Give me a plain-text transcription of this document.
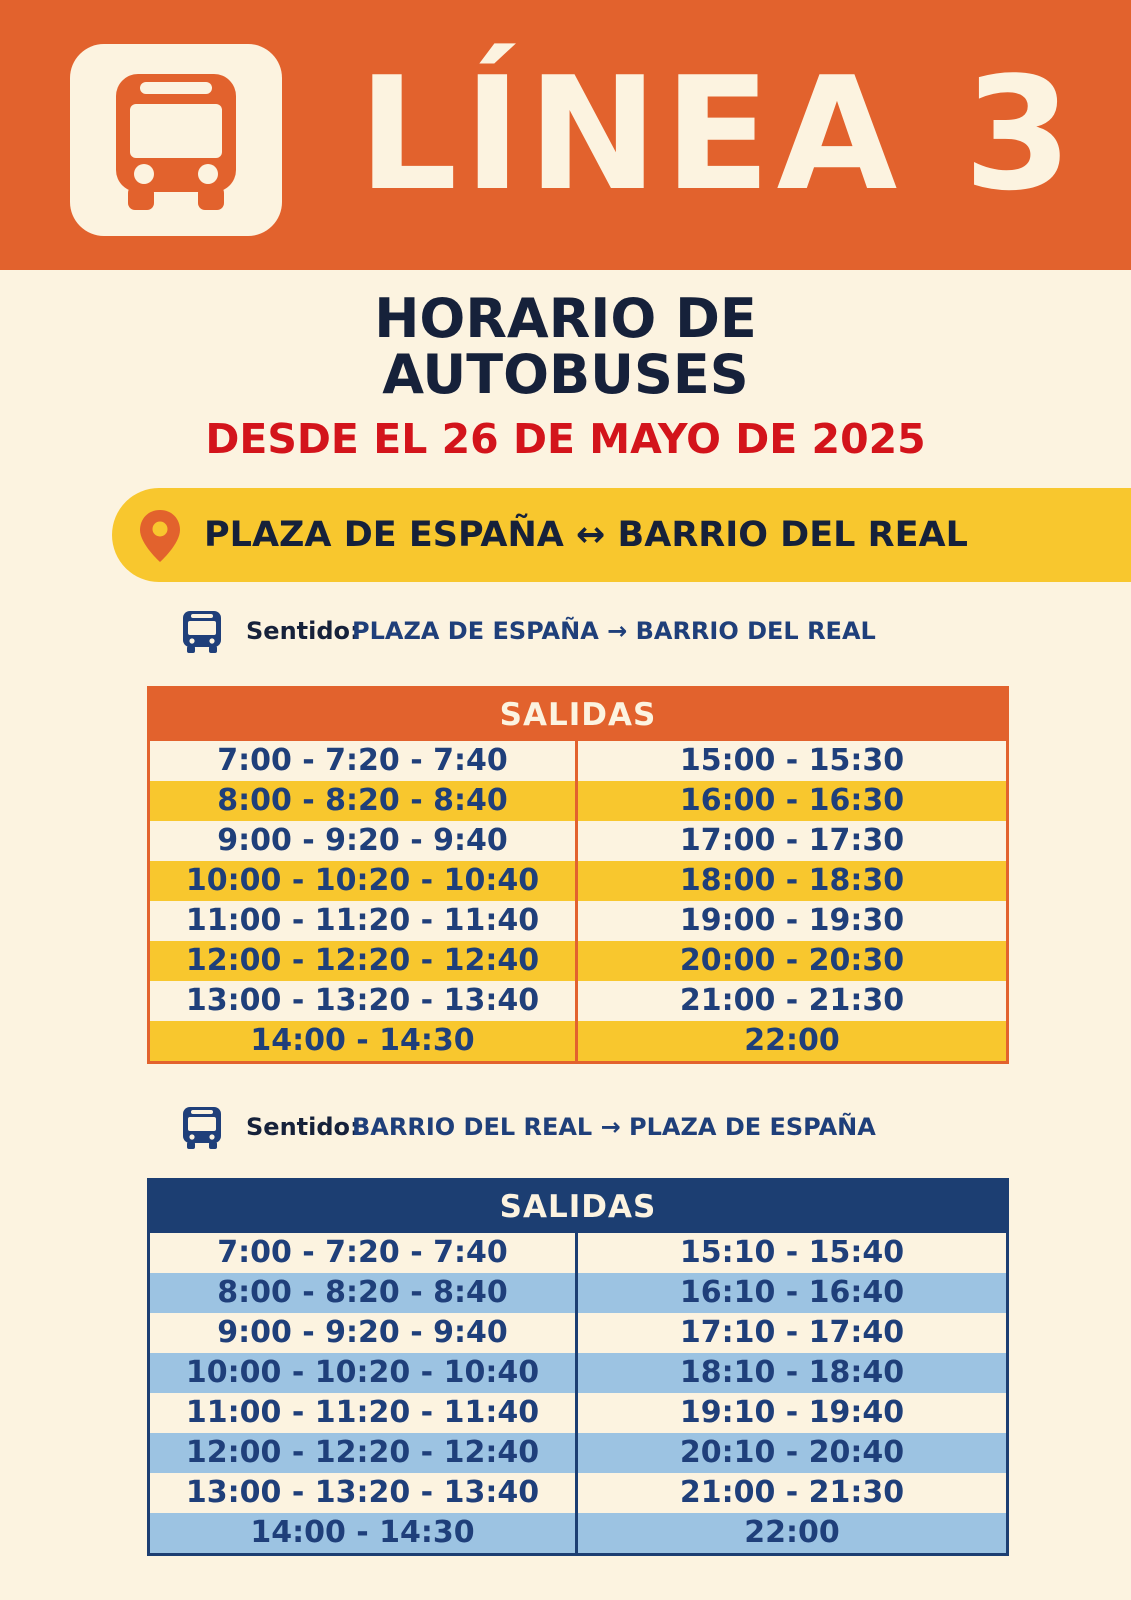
LÍNEA 3
HORARIO DE
AUTOBUSES
DESDE EL 26 DE MAYO DE 2025
PLAZA DE ESPAÑA ↔ BARRIO DEL REAL
Sentido:
PLAZA DE ESPAÑA → BARRIO DEL REAL
SALIDAS
7:00 - 7:20 - 7:40
8:00 - 8:20 - 8:40
9:00 - 9:20 - 9:40
10:00 - 10:20 - 10:40
11:00 - 11:20 - 11:40
12:00 - 12:20 - 12:40
13:00 - 13:20 - 13:40
14:00 - 14:30
15:00 - 15:30
16:00 - 16:30
17:00 - 17:30
18:00 - 18:30
19:00 - 19:30
20:00 - 20:30
21:00 - 21:30
22:00
Sentido:
BARRIO DEL REAL → PLAZA DE ESPAÑA
SALIDAS
7:00 - 7:20 - 7:40
8:00 - 8:20 - 8:40
9:00 - 9:20 - 9:40
10:00 - 10:20 - 10:40
11:00 - 11:20 - 11:40
12:00 - 12:20 - 12:40
13:00 - 13:20 - 13:40
14:00 - 14:30
15:10 - 15:40
16:10 - 16:40
17:10 - 17:40
18:10 - 18:40
19:10 - 19:40
20:10 - 20:40
21:00 - 21:30
22:00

---------------

Repeat the records in full, exactly as they appear, without the pictures.

Give me a plain-text transcription of this document.
LÍNEA 3
HORARIO DE
AUTOBUSES
DESDE EL 26 DE MAYO DE 2025
PLAZA DE ESPAÑA ↔ BARRIO DEL REAL
Sentido:
PLAZA DE ESPAÑA → BARRIO DEL REAL
SALIDAS
7:00 - 7:20 - 7:40
8:00 - 8:20 - 8:40
9:00 - 9:20 - 9:40
10:00 - 10:20 - 10:40
11:00 - 11:20 - 11:40
12:00 - 12:20 - 12:40
13:00 - 13:20 - 13:40
14:00 - 14:30
15:00 - 15:30
16:00 - 16:30
17:00 - 17:30
18:00 - 18:30
19:00 - 19:30
20:00 - 20:30
21:00 - 21:30
22:00
Sentido:
BARRIO DEL REAL → PLAZA DE ESPAÑA
SALIDAS
7:00 - 7:20 - 7:40
8:00 - 8:20 - 8:40
9:00 - 9:20 - 9:40
10:00 - 10:20 - 10:40
11:00 - 11:20 - 11:40
12:00 - 12:20 - 12:40
13:00 - 13:20 - 13:40
14:00 - 14:30
15:10 - 15:40
16:10 - 16:40
17:10 - 17:40
18:10 - 18:40
19:10 - 19:40
20:10 - 20:40
21:00 - 21:30
22:00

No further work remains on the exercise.